• [Exercise details]: Every entry must be given again exactly.

• [Stored data]:
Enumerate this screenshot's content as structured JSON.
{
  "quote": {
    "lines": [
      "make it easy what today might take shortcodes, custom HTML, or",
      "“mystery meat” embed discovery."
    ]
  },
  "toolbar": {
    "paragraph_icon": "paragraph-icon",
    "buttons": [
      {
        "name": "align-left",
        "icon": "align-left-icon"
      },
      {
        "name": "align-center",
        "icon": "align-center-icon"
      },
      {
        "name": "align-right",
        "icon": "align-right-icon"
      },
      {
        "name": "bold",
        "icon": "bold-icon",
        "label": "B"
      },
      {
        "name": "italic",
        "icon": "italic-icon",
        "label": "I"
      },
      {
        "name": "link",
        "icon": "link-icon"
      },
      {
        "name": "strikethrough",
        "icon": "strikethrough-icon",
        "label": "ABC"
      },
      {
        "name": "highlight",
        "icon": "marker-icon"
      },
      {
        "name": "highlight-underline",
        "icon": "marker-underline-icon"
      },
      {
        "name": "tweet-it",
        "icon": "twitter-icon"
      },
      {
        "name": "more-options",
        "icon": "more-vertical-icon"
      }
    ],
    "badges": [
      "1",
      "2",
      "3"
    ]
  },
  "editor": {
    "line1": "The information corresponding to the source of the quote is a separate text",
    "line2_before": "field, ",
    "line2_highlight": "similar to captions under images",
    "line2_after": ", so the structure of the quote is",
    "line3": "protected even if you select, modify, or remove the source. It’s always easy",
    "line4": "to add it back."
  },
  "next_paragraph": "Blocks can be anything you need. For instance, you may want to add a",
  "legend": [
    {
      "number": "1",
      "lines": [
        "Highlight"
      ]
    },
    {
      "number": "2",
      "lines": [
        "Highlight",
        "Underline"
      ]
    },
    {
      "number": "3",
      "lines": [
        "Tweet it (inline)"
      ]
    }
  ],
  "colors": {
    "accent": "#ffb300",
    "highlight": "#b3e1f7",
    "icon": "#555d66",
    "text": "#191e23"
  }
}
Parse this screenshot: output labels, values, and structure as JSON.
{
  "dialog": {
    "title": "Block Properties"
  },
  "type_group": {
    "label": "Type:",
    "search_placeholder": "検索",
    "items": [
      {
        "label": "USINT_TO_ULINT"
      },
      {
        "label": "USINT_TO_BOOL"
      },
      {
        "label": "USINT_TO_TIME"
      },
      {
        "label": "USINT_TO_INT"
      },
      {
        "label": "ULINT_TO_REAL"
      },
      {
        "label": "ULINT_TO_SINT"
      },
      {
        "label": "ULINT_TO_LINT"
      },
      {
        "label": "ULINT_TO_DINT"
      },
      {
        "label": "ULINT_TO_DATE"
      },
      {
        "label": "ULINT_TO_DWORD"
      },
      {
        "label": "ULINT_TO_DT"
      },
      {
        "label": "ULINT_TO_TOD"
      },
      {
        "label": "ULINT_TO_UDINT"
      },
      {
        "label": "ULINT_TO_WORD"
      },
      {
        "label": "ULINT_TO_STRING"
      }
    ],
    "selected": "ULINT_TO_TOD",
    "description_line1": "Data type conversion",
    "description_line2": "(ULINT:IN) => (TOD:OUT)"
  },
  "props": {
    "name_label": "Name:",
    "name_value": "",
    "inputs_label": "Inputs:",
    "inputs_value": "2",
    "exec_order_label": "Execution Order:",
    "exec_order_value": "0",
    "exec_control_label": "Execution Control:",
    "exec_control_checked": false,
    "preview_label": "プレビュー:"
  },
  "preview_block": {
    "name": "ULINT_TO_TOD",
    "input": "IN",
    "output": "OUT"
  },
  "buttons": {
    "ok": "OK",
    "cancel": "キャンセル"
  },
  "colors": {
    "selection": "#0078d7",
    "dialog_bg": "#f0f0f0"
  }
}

• [Response below]:
Enumerate this screenshot's content as structured JSON.
{
  "quote": {
    "lines": [
      "make it easy what today might take shortcodes, custom HTML, or",
      "“mystery meat” embed discovery."
    ]
  },
  "toolbar": {
    "paragraph_icon": "paragraph-icon",
    "buttons": [
      {
        "name": "align-left",
        "icon": "align-left-icon"
      },
      {
        "name": "align-center",
        "icon": "align-center-icon"
      },
      {
        "name": "align-right",
        "icon": "align-right-icon"
      },
      {
        "name": "bold",
        "icon": "bold-icon",
        "label": "B"
      },
      {
        "name": "italic",
        "icon": "italic-icon",
        "label": "I"
      },
      {
        "name": "link",
        "icon": "link-icon"
      },
      {
        "name": "strikethrough",
        "icon": "strikethrough-icon",
        "label": "ABC"
      },
      {
        "name": "highlight",
        "icon": "marker-icon"
      },
      {
        "name": "highlight-underline",
        "icon": "marker-underline-icon"
      },
      {
        "name": "tweet-it",
        "icon": "twitter-icon"
      },
      {
        "name": "more-options",
        "icon": "more-vertical-icon"
      }
    ],
    "badges": [
      "1",
      "2",
      "3"
    ]
  },
  "editor": {
    "line1": "The information corresponding to the source of the quote is a separate text",
    "line2_before": "field, ",
    "line2_highlight": "similar to captions under images",
    "line2_after": ", so the structure of the quote is",
    "line3": "protected even if you select, modify, or remove the source. It’s always easy",
    "line4": "to add it back."
  },
  "next_paragraph": "Blocks can be anything you need. For instance, you may want to add a",
  "legend": [
    {
      "number": "1",
      "lines": [
        "Highlight"
      ]
    },
    {
      "number": "2",
      "lines": [
        "Highlight",
        "Underline"
      ]
    },
    {
      "number": "3",
      "lines": [
        "Tweet it (inline)"
      ]
    }
  ],
  "colors": {
    "accent": "#ffb300",
    "highlight": "#b3e1f7",
    "icon": "#555d66",
    "text": "#191e23"
  }
}
Parse this screenshot: output labels, values, and structure as JSON.
{
  "dialog": {
    "title": "Block Properties"
  },
  "type_group": {
    "label": "Type:",
    "search_placeholder": "検索",
    "items": [
      {
        "label": "USINT_TO_ULINT"
      },
      {
        "label": "USINT_TO_BOOL"
      },
      {
        "label": "USINT_TO_TIME"
      },
      {
        "label": "USINT_TO_INT"
      },
      {
        "label": "ULINT_TO_REAL"
      },
      {
        "label": "ULINT_TO_SINT"
      },
      {
        "label": "ULINT_TO_LINT"
      },
      {
        "label": "ULINT_TO_DINT"
      },
      {
        "label": "ULINT_TO_DATE"
      },
      {
        "label": "ULINT_TO_DWORD"
      },
      {
        "label": "ULINT_TO_DT"
      },
      {
        "label": "ULINT_TO_TOD"
      },
      {
        "label": "ULINT_TO_UDINT"
      },
      {
        "label": "ULINT_TO_WORD"
      },
      {
        "label": "ULINT_TO_STRING"
      }
    ],
    "selected": "ULINT_TO_TOD",
    "description_line1": "Data type conversion",
    "description_line2": "(ULINT:IN) => (TOD:OUT)"
  },
  "props": {
    "name_label": "Name:",
    "name_value": "",
    "inputs_label": "Inputs:",
    "inputs_value": "2",
    "exec_order_label": "Execution Order:",
    "exec_order_value": "0",
    "exec_control_label": "Execution Control:",
    "exec_control_checked": false,
    "preview_label": "プレビュー:"
  },
  "preview_block": {
    "name": "ULINT_TO_TOD",
    "input": "IN",
    "output": "OUT"
  },
  "buttons": {
    "ok": "OK",
    "cancel": "キャンセル"
  },
  "colors": {
    "selection": "#0078d7",
    "dialog_bg": "#f0f0f0"
  }
}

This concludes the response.